Task to carry out:
Give the records back in full, exactly as they read.

Input records:

* BEGIN *

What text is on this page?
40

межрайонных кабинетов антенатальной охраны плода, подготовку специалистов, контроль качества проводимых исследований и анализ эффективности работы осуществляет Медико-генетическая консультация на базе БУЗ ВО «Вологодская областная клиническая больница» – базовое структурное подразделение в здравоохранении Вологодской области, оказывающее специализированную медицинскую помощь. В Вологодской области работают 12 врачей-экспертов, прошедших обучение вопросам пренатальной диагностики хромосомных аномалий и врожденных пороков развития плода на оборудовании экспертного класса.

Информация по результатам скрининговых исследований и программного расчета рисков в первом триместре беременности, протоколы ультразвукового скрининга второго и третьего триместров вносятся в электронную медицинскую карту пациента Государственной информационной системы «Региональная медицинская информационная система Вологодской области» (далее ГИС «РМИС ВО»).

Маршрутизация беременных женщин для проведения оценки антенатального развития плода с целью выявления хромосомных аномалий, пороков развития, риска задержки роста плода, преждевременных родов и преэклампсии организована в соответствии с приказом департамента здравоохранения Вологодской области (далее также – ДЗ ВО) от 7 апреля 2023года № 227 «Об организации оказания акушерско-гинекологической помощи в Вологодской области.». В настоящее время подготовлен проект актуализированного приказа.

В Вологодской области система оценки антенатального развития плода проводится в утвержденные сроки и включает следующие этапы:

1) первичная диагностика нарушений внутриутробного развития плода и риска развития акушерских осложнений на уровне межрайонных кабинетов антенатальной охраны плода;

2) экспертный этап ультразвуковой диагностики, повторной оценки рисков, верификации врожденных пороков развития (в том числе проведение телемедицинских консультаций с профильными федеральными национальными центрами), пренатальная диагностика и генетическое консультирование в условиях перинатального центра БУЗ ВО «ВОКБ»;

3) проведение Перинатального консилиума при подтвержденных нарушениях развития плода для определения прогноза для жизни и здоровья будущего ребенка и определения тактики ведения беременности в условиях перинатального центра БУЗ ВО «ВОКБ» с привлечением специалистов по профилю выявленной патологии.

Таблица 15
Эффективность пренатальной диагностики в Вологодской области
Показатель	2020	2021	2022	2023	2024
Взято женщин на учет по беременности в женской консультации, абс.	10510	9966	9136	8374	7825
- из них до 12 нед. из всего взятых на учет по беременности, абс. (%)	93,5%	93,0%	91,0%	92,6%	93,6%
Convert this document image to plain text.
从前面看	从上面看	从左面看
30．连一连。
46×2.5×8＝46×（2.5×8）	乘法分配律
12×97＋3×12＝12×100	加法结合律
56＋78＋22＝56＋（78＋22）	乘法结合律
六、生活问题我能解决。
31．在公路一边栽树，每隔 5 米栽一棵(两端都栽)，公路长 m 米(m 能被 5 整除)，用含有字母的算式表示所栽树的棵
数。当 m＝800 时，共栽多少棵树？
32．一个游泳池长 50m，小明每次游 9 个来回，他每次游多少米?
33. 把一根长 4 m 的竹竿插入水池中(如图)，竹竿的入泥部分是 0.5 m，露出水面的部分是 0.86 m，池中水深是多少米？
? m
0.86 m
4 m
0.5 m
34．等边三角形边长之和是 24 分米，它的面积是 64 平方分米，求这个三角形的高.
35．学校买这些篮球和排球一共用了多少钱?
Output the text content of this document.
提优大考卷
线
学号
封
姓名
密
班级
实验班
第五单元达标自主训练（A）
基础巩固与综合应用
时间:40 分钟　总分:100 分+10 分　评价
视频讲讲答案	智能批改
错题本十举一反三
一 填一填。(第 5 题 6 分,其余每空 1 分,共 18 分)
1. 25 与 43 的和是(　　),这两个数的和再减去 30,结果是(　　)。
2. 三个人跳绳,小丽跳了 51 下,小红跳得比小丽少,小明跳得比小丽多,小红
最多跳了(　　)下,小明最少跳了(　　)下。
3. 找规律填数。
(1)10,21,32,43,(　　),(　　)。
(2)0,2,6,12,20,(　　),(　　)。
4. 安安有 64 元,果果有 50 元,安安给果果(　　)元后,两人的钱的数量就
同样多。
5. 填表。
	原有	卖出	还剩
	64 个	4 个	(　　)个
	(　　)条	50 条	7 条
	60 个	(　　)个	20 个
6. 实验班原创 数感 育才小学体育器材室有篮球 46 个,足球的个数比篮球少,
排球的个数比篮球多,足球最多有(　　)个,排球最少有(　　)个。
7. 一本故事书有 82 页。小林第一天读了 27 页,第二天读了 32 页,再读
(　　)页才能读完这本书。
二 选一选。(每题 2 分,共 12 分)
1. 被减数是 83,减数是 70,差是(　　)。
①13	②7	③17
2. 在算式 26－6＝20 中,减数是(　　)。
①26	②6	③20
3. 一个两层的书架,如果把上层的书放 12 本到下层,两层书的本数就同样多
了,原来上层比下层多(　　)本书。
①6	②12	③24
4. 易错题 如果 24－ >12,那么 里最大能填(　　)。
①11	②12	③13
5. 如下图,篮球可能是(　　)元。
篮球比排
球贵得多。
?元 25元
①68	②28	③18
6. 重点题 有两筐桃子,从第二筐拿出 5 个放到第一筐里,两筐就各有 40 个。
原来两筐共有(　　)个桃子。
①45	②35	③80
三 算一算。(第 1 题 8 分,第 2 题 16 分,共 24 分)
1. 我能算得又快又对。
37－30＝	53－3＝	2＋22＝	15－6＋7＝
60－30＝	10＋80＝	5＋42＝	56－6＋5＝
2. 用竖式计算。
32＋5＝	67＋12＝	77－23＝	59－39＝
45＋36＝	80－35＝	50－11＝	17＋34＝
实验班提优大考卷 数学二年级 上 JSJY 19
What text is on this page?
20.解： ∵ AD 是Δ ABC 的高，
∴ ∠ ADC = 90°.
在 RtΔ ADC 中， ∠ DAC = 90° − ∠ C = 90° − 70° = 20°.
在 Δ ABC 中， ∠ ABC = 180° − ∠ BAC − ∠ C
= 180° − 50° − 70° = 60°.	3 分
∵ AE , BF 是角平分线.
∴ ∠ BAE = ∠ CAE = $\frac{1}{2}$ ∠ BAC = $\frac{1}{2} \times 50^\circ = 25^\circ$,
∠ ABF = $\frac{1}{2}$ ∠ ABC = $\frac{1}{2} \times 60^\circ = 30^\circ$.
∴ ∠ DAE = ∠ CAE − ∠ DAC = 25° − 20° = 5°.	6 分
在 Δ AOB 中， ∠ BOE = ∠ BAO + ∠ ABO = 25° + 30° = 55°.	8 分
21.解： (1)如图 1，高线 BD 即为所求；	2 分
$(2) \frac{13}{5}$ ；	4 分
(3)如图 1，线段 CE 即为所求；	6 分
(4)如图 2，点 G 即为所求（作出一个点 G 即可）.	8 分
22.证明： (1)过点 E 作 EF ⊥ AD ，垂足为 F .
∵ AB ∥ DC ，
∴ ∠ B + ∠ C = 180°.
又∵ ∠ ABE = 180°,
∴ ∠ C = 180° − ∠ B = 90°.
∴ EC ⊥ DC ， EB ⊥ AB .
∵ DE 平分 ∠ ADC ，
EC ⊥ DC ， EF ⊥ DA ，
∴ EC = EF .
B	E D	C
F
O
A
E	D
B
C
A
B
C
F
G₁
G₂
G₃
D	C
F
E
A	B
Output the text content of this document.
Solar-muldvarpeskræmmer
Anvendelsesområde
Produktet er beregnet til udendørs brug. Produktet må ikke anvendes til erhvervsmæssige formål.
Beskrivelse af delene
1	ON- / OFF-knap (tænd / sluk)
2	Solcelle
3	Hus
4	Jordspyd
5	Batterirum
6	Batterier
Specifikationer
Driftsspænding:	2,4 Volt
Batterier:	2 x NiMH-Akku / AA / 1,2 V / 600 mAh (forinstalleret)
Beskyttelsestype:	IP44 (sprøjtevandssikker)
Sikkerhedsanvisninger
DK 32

* END *

Solution for this problem:
What text is on this page?
40

межрайонных кабинетов антенатальной охраны плода, подготовку специалистов, контроль качества проводимых исследований и анализ эффективности работы осуществляет Медико-генетическая консультация на базе БУЗ ВО «Вологодская областная клиническая больница» – базовое структурное подразделение в здравоохранении Вологодской области, оказывающее специализированную медицинскую помощь. В Вологодской области работают 12 врачей-экспертов, прошедших обучение вопросам пренатальной диагностики хромосомных аномалий и врожденных пороков развития плода на оборудовании экспертного класса.

Информация по результатам скрининговых исследований и программного расчета рисков в первом триместре беременности, протоколы ультразвукового скрининга второго и третьего триместров вносятся в электронную медицинскую карту пациента Государственной информационной системы «Региональная медицинская информационная система Вологодской области» (далее ГИС «РМИС ВО»).

Маршрутизация беременных женщин для проведения оценки антенатального развития плода с целью выявления хромосомных аномалий, пороков развития, риска задержки роста плода, преждевременных родов и преэклампсии организована в соответствии с приказом департамента здравоохранения Вологодской области (далее также – ДЗ ВО) от 7 апреля 2023года № 227 «Об организации оказания акушерско-гинекологической помощи в Вологодской области.». В настоящее время подготовлен проект актуализированного приказа.

В Вологодской области система оценки антенатального развития плода проводится в утвержденные сроки и включает следующие этапы:

1) первичная диагностика нарушений внутриутробного развития плода и риска развития акушерских осложнений на уровне межрайонных кабинетов антенатальной охраны плода;

2) экспертный этап ультразвуковой диагностики, повторной оценки рисков, верификации врожденных пороков развития (в том числе проведение телемедицинских консультаций с профильными федеральными национальными центрами), пренатальная диагностика и генетическое консультирование в условиях перинатального центра БУЗ ВО «ВОКБ»;

3) проведение Перинатального консилиума при подтвержденных нарушениях развития плода для определения прогноза для жизни и здоровья будущего ребенка и определения тактики ведения беременности в условиях перинатального центра БУЗ ВО «ВОКБ» с привлечением специалистов по профилю выявленной патологии.

Таблица 15
Эффективность пренатальной диагностики в Вологодской области
Показатель	2020	2021	2022	2023	2024
Взято женщин на учет по беременности в женской консультации, абс.	10510	9966	9136	8374	7825
- из них до 12 нед. из всего взятых на учет по беременности, абс. (%)	93,5%	93,0%	91,0%	92,6%	93,6%
Convert this document image to plain text.
从前面看	从上面看	从左面看
30．连一连。
46×2.5×8＝46×（2.5×8）	乘法分配律
12×97＋3×12＝12×100	加法结合律
56＋78＋22＝56＋（78＋22）	乘法结合律
六、生活问题我能解决。
31．在公路一边栽树，每隔 5 米栽一棵(两端都栽)，公路长 m 米(m 能被 5 整除)，用含有字母的算式表示所栽树的棵
数。当 m＝800 时，共栽多少棵树？
32．一个游泳池长 50m，小明每次游 9 个来回，他每次游多少米?
33. 把一根长 4 m 的竹竿插入水池中(如图)，竹竿的入泥部分是 0.5 m，露出水面的部分是 0.86 m，池中水深是多少米？
? m
0.86 m
4 m
0.5 m
34．等边三角形边长之和是 24 分米，它的面积是 64 平方分米，求这个三角形的高.
35．学校买这些篮球和排球一共用了多少钱?
Output the text content of this document.
提优大考卷
线
学号
封
姓名
密
班级
实验班
第五单元达标自主训练（A）
基础巩固与综合应用
时间:40 分钟　总分:100 分+10 分　评价
视频讲讲答案	智能批改
错题本十举一反三
一 填一填。(第 5 题 6 分,其余每空 1 分,共 18 分)
1. 25 与 43 的和是(　　),这两个数的和再减去 30,结果是(　　)。
2. 三个人跳绳,小丽跳了 51 下,小红跳得比小丽少,小明跳得比小丽多,小红
最多跳了(　　)下,小明最少跳了(　　)下。
3. 找规律填数。
(1)10,21,32,43,(　　),(　　)。
(2)0,2,6,12,20,(　　),(　　)。
4. 安安有 64 元,果果有 50 元,安安给果果(　　)元后,两人的钱的数量就
同样多。
5. 填表。
	原有	卖出	还剩
	64 个	4 个	(　　)个
	(　　)条	50 条	7 条
	60 个	(　　)个	20 个
6. 实验班原创 数感 育才小学体育器材室有篮球 46 个,足球的个数比篮球少,
排球的个数比篮球多,足球最多有(　　)个,排球最少有(　　)个。
7. 一本故事书有 82 页。小林第一天读了 27 页,第二天读了 32 页,再读
(　　)页才能读完这本书。
二 选一选。(每题 2 分,共 12 分)
1. 被减数是 83,减数是 70,差是(　　)。
①13	②7	③17
2. 在算式 26－6＝20 中,减数是(　　)。
①26	②6	③20
3. 一个两层的书架,如果把上层的书放 12 本到下层,两层书的本数就同样多
了,原来上层比下层多(　　)本书。
①6	②12	③24
4. 易错题 如果 24－ >12,那么 里最大能填(　　)。
①11	②12	③13
5. 如下图,篮球可能是(　　)元。
篮球比排
球贵得多。
?元 25元
①68	②28	③18
6. 重点题 有两筐桃子,从第二筐拿出 5 个放到第一筐里,两筐就各有 40 个。
原来两筐共有(　　)个桃子。
①45	②35	③80
三 算一算。(第 1 题 8 分,第 2 题 16 分,共 24 分)
1. 我能算得又快又对。
37－30＝	53－3＝	2＋22＝	15－6＋7＝
60－30＝	10＋80＝	5＋42＝	56－6＋5＝
2. 用竖式计算。
32＋5＝	67＋12＝	77－23＝	59－39＝
45＋36＝	80－35＝	50－11＝	17＋34＝
实验班提优大考卷 数学二年级 上 JSJY 19
What text is on this page?
20.解： ∵ AD 是Δ ABC 的高，
∴ ∠ ADC = 90°.
在 RtΔ ADC 中， ∠ DAC = 90° − ∠ C = 90° − 70° = 20°.
在 Δ ABC 中， ∠ ABC = 180° − ∠ BAC − ∠ C
= 180° − 50° − 70° = 60°.	3 分
∵ AE , BF 是角平分线.
∴ ∠ BAE = ∠ CAE = $\frac{1}{2}$ ∠ BAC = $\frac{1}{2} \times 50^\circ = 25^\circ$,
∠ ABF = $\frac{1}{2}$ ∠ ABC = $\frac{1}{2} \times 60^\circ = 30^\circ$.
∴ ∠ DAE = ∠ CAE − ∠ DAC = 25° − 20° = 5°.	6 分
在 Δ AOB 中， ∠ BOE = ∠ BAO + ∠ ABO = 25° + 30° = 55°.	8 分
21.解： (1)如图 1，高线 BD 即为所求；	2 分
$(2) \frac{13}{5}$ ；	4 分
(3)如图 1，线段 CE 即为所求；	6 分
(4)如图 2，点 G 即为所求（作出一个点 G 即可）.	8 分
22.证明： (1)过点 E 作 EF ⊥ AD ，垂足为 F .
∵ AB ∥ DC ，
∴ ∠ B + ∠ C = 180°.
又∵ ∠ ABE = 180°,
∴ ∠ C = 180° − ∠ B = 90°.
∴ EC ⊥ DC ， EB ⊥ AB .
∵ DE 平分 ∠ ADC ，
EC ⊥ DC ， EF ⊥ DA ，
∴ EC = EF .
B	E D	C
F
O
A
E	D
B
C
A
B
C
F
G₁
G₂
G₃
D	C
F
E
A	B
Output the text content of this document.
Solar-muldvarpeskræmmer
Anvendelsesområde
Produktet er beregnet til udendørs brug. Produktet må ikke anvendes til erhvervsmæssige formål.
Beskrivelse af delene
1	ON- / OFF-knap (tænd / sluk)
2	Solcelle
3	Hus
4	Jordspyd
5	Batterirum
6	Batterier
Specifikationer
Driftsspænding:	2,4 Volt
Batterier:	2 x NiMH-Akku / AA / 1,2 V / 600 mAh (forinstalleret)
Beskyttelsestype:	IP44 (sprøjtevandssikker)
Sikkerhedsanvisninger
DK 32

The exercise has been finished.